> WHAT THE EXERCISE ASKS
Restate the entries below word for word, omitting nothing.

[START SOURCE DATA]

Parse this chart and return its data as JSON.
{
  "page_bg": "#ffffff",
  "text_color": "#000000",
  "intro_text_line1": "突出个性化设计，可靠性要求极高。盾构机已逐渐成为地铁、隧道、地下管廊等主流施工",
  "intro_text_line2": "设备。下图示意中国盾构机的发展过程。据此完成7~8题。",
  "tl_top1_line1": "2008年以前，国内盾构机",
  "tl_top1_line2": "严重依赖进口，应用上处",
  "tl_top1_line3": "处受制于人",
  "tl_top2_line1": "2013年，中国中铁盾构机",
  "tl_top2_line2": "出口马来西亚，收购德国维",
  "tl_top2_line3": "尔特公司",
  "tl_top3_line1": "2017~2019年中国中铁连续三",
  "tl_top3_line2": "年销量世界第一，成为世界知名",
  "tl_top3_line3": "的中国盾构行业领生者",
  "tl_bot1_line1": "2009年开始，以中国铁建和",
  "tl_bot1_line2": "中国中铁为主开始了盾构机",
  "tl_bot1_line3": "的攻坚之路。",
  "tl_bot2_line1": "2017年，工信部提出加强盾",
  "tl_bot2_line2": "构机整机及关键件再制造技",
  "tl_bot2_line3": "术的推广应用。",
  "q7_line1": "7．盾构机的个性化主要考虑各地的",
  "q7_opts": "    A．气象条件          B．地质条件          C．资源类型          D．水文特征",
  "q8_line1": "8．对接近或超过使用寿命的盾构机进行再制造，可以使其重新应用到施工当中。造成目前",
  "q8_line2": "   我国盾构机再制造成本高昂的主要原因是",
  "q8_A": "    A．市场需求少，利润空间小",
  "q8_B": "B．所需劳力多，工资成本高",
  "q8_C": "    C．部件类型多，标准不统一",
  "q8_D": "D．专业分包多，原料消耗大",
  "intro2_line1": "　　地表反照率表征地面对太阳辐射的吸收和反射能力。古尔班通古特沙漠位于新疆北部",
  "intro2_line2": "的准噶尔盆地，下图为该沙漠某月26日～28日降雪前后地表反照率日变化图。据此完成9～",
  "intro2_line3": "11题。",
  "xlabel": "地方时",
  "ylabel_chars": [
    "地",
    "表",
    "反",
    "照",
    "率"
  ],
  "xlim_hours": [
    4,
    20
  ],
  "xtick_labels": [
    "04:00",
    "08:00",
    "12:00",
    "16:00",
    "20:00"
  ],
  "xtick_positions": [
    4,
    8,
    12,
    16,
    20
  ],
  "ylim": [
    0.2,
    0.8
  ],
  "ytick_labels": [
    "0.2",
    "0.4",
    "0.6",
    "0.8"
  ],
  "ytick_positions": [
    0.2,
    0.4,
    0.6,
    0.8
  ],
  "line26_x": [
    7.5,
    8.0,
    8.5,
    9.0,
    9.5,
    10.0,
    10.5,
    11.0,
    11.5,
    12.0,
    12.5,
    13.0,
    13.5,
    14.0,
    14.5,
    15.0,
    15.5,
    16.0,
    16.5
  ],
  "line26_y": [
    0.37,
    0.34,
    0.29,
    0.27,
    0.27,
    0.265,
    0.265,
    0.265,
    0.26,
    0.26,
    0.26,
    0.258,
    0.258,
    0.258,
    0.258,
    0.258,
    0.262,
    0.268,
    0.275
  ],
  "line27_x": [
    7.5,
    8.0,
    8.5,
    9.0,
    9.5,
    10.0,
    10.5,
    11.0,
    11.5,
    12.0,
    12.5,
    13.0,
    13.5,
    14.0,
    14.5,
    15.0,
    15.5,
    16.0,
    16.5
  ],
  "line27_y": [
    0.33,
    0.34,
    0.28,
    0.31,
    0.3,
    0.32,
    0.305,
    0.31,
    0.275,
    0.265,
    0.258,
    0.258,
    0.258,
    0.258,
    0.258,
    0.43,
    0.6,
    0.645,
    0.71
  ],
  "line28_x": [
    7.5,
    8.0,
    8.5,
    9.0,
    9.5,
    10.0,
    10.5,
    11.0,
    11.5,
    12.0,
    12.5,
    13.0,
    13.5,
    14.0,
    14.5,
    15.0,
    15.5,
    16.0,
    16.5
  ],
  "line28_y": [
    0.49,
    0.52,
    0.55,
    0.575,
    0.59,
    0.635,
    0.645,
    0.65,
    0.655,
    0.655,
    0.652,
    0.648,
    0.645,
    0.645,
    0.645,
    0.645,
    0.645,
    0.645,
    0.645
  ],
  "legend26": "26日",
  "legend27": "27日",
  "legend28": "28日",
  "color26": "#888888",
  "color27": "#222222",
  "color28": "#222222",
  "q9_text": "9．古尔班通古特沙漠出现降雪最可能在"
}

[END SOURCE DATA]

> FULL ANSWER
Parse this chart and return its data as JSON.
{
  "page_bg": "#ffffff",
  "text_color": "#000000",
  "intro_text_line1": "突出个性化设计，可靠性要求极高。盾构机已逐渐成为地铁、隧道、地下管廊等主流施工",
  "intro_text_line2": "设备。下图示意中国盾构机的发展过程。据此完成7~8题。",
  "tl_top1_line1": "2008年以前，国内盾构机",
  "tl_top1_line2": "严重依赖进口，应用上处",
  "tl_top1_line3": "处受制于人",
  "tl_top2_line1": "2013年，中国中铁盾构机",
  "tl_top2_line2": "出口马来西亚，收购德国维",
  "tl_top2_line3": "尔特公司",
  "tl_top3_line1": "2017~2019年中国中铁连续三",
  "tl_top3_line2": "年销量世界第一，成为世界知名",
  "tl_top3_line3": "的中国盾构行业领生者",
  "tl_bot1_line1": "2009年开始，以中国铁建和",
  "tl_bot1_line2": "中国中铁为主开始了盾构机",
  "tl_bot1_line3": "的攻坚之路。",
  "tl_bot2_line1": "2017年，工信部提出加强盾",
  "tl_bot2_line2": "构机整机及关键件再制造技",
  "tl_bot2_line3": "术的推广应用。",
  "q7_line1": "7．盾构机的个性化主要考虑各地的",
  "q7_opts": "    A．气象条件          B．地质条件          C．资源类型          D．水文特征",
  "q8_line1": "8．对接近或超过使用寿命的盾构机进行再制造，可以使其重新应用到施工当中。造成目前",
  "q8_line2": "   我国盾构机再制造成本高昂的主要原因是",
  "q8_A": "    A．市场需求少，利润空间小",
  "q8_B": "B．所需劳力多，工资成本高",
  "q8_C": "    C．部件类型多，标准不统一",
  "q8_D": "D．专业分包多，原料消耗大",
  "intro2_line1": "　　地表反照率表征地面对太阳辐射的吸收和反射能力。古尔班通古特沙漠位于新疆北部",
  "intro2_line2": "的准噶尔盆地，下图为该沙漠某月26日～28日降雪前后地表反照率日变化图。据此完成9～",
  "intro2_line3": "11题。",
  "xlabel": "地方时",
  "ylabel_chars": [
    "地",
    "表",
    "反",
    "照",
    "率"
  ],
  "xlim_hours": [
    4,
    20
  ],
  "xtick_labels": [
    "04:00",
    "08:00",
    "12:00",
    "16:00",
    "20:00"
  ],
  "xtick_positions": [
    4,
    8,
    12,
    16,
    20
  ],
  "ylim": [
    0.2,
    0.8
  ],
  "ytick_labels": [
    "0.2",
    "0.4",
    "0.6",
    "0.8"
  ],
  "ytick_positions": [
    0.2,
    0.4,
    0.6,
    0.8
  ],
  "line26_x": [
    7.5,
    8.0,
    8.5,
    9.0,
    9.5,
    10.0,
    10.5,
    11.0,
    11.5,
    12.0,
    12.5,
    13.0,
    13.5,
    14.0,
    14.5,
    15.0,
    15.5,
    16.0,
    16.5
  ],
  "line26_y": [
    0.37,
    0.34,
    0.29,
    0.27,
    0.27,
    0.265,
    0.265,
    0.265,
    0.26,
    0.26,
    0.26,
    0.258,
    0.258,
    0.258,
    0.258,
    0.258,
    0.262,
    0.268,
    0.275
  ],
  "line27_x": [
    7.5,
    8.0,
    8.5,
    9.0,
    9.5,
    10.0,
    10.5,
    11.0,
    11.5,
    12.0,
    12.5,
    13.0,
    13.5,
    14.0,
    14.5,
    15.0,
    15.5,
    16.0,
    16.5
  ],
  "line27_y": [
    0.33,
    0.34,
    0.28,
    0.31,
    0.3,
    0.32,
    0.305,
    0.31,
    0.275,
    0.265,
    0.258,
    0.258,
    0.258,
    0.258,
    0.258,
    0.43,
    0.6,
    0.645,
    0.71
  ],
  "line28_x": [
    7.5,
    8.0,
    8.5,
    9.0,
    9.5,
    10.0,
    10.5,
    11.0,
    11.5,
    12.0,
    12.5,
    13.0,
    13.5,
    14.0,
    14.5,
    15.0,
    15.5,
    16.0,
    16.5
  ],
  "line28_y": [
    0.49,
    0.52,
    0.55,
    0.575,
    0.59,
    0.635,
    0.645,
    0.65,
    0.655,
    0.655,
    0.652,
    0.648,
    0.645,
    0.645,
    0.645,
    0.645,
    0.645,
    0.645,
    0.645
  ],
  "legend26": "26日",
  "legend27": "27日",
  "legend28": "28日",
  "color26": "#888888",
  "color27": "#222222",
  "color28": "#222222",
  "q9_text": "9．古尔班通古特沙漠出现降雪最可能在"
}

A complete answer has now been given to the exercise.